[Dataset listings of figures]

::::

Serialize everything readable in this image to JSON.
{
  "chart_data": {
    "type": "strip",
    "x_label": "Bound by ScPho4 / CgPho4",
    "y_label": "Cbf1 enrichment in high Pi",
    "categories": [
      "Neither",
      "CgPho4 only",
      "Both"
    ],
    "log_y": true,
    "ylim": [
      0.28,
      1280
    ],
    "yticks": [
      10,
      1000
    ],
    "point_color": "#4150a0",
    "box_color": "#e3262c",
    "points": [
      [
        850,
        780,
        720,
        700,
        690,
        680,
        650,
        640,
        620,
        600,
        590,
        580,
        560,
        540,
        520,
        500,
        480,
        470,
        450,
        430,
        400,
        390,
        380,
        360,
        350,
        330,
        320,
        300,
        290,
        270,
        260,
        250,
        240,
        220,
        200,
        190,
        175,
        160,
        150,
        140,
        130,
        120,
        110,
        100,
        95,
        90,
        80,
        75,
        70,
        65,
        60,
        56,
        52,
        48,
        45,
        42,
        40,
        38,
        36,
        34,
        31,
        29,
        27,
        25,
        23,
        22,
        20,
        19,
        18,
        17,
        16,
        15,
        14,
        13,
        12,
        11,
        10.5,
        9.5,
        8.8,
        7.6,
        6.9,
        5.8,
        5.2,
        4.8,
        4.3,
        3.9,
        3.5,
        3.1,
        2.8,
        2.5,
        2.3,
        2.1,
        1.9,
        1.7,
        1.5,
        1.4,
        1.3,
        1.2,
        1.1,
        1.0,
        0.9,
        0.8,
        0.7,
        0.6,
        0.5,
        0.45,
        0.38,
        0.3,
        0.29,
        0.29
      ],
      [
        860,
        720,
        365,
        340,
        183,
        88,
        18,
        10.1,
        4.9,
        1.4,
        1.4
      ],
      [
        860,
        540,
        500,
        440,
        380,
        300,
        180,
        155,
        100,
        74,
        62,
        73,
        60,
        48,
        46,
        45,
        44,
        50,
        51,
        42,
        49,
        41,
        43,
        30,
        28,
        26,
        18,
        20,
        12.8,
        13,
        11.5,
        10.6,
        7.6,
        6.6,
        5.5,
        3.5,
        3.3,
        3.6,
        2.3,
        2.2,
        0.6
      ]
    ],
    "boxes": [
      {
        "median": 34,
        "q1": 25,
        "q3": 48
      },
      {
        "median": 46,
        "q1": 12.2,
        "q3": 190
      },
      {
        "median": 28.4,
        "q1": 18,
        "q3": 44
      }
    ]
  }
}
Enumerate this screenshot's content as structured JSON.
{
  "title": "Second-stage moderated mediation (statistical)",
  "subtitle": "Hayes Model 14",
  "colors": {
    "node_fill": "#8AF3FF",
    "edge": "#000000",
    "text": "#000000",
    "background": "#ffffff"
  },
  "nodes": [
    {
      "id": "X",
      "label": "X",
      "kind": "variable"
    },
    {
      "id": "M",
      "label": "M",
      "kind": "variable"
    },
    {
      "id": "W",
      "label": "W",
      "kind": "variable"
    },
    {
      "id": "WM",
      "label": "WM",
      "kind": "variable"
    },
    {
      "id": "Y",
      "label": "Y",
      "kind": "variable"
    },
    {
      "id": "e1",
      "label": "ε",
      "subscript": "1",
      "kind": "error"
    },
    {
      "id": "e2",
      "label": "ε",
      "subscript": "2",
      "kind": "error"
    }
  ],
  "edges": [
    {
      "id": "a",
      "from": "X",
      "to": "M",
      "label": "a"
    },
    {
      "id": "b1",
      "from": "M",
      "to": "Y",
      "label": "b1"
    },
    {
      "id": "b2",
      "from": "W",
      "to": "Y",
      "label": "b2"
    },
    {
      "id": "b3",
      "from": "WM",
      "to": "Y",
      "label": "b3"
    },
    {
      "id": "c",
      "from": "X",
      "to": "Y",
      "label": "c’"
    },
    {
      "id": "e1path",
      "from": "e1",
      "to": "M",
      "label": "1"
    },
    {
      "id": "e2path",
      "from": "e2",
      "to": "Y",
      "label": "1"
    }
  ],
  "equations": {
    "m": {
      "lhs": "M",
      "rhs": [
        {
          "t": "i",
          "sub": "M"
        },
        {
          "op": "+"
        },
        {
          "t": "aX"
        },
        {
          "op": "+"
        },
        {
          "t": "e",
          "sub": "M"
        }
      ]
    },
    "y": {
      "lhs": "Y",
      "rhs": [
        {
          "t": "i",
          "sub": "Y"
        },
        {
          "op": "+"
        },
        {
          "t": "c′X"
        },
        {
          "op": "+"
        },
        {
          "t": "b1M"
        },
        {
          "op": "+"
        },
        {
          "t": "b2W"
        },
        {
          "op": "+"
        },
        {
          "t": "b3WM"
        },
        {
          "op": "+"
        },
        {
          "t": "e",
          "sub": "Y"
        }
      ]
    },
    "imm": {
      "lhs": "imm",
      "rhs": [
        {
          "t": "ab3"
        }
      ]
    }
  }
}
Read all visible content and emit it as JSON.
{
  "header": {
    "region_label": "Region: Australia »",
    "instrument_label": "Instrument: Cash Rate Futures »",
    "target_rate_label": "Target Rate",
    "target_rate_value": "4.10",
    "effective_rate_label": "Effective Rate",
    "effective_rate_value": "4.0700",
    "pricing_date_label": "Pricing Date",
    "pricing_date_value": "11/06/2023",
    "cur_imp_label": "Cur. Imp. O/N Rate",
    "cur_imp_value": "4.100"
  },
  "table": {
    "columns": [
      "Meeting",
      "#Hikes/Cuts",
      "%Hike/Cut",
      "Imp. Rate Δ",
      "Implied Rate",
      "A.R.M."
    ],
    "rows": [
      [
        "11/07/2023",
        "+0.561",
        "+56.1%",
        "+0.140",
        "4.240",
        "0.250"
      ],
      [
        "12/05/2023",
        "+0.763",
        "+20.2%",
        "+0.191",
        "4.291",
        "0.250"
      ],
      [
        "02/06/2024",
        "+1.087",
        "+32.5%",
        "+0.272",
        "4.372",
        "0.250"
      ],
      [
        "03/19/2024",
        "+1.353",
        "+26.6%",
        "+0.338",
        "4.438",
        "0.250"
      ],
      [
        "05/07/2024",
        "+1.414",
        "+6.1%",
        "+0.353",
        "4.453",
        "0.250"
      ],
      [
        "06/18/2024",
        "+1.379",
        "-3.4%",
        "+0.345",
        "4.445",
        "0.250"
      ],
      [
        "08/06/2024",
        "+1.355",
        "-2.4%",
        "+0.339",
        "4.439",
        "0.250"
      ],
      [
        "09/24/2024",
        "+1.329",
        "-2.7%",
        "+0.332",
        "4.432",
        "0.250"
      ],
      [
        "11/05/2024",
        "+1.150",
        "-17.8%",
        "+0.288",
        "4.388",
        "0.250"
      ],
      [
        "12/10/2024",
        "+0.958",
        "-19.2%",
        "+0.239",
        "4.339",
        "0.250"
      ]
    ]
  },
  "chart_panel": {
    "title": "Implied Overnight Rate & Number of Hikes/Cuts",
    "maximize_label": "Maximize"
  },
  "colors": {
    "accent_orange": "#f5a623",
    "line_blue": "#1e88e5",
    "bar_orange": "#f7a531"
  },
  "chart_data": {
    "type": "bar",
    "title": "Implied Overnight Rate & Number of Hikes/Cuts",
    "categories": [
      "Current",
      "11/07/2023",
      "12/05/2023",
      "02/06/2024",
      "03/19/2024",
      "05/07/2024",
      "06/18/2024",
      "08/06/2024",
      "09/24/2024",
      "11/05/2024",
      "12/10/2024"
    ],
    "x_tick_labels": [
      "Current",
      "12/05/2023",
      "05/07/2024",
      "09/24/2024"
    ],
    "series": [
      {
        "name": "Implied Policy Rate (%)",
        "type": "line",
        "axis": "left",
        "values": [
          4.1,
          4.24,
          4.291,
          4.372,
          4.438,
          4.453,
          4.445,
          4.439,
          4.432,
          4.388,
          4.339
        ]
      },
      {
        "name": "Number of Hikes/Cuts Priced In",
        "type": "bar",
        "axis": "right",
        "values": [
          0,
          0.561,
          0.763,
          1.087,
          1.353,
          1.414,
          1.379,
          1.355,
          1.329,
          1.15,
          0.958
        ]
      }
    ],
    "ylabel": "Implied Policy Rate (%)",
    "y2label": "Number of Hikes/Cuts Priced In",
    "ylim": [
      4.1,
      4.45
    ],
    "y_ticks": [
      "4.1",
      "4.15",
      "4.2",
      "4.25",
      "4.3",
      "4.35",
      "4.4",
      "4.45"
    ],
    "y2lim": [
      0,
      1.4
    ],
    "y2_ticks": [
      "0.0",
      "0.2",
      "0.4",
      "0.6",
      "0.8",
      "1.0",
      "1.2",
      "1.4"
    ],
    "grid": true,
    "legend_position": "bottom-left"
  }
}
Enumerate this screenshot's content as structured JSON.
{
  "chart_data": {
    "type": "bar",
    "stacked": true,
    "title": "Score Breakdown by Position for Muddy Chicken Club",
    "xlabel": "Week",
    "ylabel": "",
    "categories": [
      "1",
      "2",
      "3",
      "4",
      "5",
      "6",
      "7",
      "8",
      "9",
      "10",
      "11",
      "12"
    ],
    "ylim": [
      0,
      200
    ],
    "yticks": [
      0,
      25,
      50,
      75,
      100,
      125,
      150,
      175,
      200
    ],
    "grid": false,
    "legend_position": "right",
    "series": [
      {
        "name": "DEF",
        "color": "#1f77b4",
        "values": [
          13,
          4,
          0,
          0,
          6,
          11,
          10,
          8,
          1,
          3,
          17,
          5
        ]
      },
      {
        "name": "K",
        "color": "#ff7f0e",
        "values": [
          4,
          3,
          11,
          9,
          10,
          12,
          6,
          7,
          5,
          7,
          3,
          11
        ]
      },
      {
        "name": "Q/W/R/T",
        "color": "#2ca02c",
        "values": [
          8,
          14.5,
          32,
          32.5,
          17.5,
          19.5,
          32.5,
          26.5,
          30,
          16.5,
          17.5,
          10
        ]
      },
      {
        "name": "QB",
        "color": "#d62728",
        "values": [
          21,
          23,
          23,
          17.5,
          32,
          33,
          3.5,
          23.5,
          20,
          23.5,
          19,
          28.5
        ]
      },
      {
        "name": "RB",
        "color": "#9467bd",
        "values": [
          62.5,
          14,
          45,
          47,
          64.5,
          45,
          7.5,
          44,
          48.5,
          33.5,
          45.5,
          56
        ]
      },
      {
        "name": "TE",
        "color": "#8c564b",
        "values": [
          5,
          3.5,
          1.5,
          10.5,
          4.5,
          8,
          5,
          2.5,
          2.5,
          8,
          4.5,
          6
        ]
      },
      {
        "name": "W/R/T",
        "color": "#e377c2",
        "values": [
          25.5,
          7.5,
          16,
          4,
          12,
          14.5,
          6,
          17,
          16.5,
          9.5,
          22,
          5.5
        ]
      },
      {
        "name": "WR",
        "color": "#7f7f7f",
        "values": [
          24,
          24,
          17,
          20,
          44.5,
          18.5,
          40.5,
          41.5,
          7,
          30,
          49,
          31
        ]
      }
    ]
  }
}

::::

• **Exercise directions**
Gather each line from the listing above that holds "JSON".

• **Task result**
Serialize everything readable in this image to JSON.
Enumerate this screenshot's content as structured JSON.
Read all visible content and emit it as JSON.
Enumerate this screenshot's content as structured JSON.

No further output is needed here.